## Document segment

▼

The Collateral Investments
The Fund will invest assets in Collateral Investments. The Collateral Investments may consist of high-quality securities, which include: (1) U.S. Government securities, such as bills, notes and bonds issued by the U.S. Treasury; (2) investment companies registered under the 1940 Act that invest in high-quality securities; and/or (3) corporate debt securities, such as commercial paper and other short-term unsecured promissory notes issued by businesses that are rated investment grade or determined by the Adviser to be of comparable quality. For these purposes, “investment grade” is defined as investments with a rating at the time of purchase in one of the four highest categories of at least one nationally recognized statistical rating organizations (e.g., BBB- or higher from S&P Global Ratings or Baa3 or higher from Moody’s Investors Service, Inc.).

▲

## Dataset extract
▼

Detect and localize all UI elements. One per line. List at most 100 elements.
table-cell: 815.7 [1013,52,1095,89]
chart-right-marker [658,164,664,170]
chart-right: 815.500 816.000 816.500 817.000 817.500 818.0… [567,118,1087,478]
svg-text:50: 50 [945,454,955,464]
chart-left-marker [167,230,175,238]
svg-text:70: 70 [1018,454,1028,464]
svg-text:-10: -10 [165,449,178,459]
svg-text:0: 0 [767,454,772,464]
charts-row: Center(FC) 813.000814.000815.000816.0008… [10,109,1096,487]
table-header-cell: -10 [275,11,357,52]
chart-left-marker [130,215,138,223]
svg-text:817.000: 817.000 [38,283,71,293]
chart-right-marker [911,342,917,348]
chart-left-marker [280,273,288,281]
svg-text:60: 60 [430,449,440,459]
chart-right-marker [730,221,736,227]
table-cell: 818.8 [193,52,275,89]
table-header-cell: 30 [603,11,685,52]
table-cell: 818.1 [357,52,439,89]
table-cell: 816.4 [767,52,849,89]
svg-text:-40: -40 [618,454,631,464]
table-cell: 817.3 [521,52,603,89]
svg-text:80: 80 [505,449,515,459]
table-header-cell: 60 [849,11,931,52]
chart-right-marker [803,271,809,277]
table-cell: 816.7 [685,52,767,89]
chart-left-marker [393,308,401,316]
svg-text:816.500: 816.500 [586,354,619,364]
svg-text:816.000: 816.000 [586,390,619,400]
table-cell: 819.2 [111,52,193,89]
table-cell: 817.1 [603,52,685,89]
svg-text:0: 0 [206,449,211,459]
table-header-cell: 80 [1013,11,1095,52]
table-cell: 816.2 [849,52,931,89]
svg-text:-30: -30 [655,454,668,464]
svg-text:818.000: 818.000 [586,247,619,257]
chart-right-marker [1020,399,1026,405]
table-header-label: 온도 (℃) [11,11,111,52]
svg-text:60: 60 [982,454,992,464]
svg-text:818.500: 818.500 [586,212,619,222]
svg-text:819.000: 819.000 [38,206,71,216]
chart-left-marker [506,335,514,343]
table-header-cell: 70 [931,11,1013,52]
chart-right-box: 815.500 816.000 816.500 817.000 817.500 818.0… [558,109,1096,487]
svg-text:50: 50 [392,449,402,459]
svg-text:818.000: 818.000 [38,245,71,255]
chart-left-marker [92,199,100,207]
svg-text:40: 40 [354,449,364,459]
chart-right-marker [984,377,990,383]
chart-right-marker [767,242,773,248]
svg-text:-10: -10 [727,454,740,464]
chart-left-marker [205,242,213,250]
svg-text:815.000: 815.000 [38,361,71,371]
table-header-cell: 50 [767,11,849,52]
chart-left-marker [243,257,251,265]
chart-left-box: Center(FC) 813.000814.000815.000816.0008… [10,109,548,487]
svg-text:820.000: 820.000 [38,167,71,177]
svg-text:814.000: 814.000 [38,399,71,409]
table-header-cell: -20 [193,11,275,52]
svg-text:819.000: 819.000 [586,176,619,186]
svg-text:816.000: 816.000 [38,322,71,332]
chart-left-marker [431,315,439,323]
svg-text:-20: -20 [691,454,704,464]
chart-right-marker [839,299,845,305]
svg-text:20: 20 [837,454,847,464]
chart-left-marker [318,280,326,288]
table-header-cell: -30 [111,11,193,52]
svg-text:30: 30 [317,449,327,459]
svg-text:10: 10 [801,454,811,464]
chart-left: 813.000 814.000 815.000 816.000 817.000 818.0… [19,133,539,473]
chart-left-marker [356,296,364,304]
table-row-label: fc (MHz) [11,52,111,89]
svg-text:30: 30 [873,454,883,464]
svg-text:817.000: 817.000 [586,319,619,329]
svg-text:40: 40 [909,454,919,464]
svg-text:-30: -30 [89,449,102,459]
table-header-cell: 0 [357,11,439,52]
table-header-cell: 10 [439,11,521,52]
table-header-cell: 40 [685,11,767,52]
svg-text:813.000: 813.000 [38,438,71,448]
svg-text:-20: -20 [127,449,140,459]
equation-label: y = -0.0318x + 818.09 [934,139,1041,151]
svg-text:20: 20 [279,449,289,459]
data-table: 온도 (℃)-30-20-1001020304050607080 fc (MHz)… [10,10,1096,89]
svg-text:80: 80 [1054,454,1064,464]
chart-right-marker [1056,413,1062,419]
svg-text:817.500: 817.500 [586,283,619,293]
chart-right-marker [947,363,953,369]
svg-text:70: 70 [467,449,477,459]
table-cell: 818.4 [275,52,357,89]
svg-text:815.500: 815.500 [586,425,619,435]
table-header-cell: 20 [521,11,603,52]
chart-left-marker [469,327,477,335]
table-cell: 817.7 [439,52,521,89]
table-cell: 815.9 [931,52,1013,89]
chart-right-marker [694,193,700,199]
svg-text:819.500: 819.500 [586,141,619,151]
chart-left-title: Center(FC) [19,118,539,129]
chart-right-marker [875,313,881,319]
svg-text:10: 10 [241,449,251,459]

▲
▼

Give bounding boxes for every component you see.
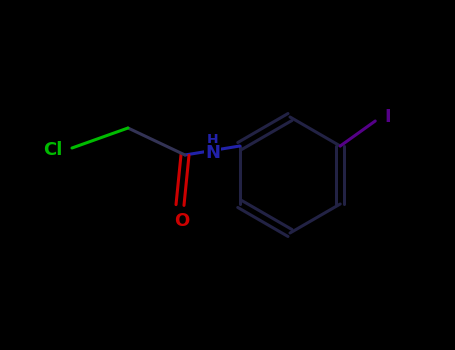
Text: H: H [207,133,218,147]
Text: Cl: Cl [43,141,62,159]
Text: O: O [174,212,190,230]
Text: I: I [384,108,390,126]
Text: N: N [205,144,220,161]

▲

## Set task 1
In the passage on collateral investments, what Moody's rating is given as the lowest that still counts as investment grade?
## Set task 2
Pick up the passage on collateral investments after its last sentence and keep writing it.
The entries aren't needed for anything here.

## Response 1
Baa3

## Response 2
The Collateral Investments are designed to provide liquidity, serve as margin, or otherwise collateralize the Subsidiary’s investments in Bitcoin Volatility-Linked Instruments. The Fund expects that it will primarily invest its assets, and that the Subsidiary will primarily invest its assets, in Collateral Investments that are “securities,” as such term is defined under the 1940 Act.
Other Investments
In order to maintain its sought-after exposure to the Bitcoin Volatility Index, maintain its tax status as a regulated investment company on days in and around quarter-end, help the Fund maintain its desired exposure to Bitcoin Volatility Futures Contracts when it is approaching or has exceeded position limits or accountability levels, or because of liquidity or other constraints, the Fund may invest in the following:
Reverse Repurchase Agreements
The Fund may invest in reverse repurchase agreements which are a form of borrowing in which the Fund sells portfolio securities to financial institutions and agrees to repurchase them at a mutually agreed-upon date and price that is higher than the original sale price, and use the proceeds for investment purchases.
As a result of the Fund repurchasing the securities at a higher price, the Fund will lose money by engaging in reverse repurchase agreement transactions.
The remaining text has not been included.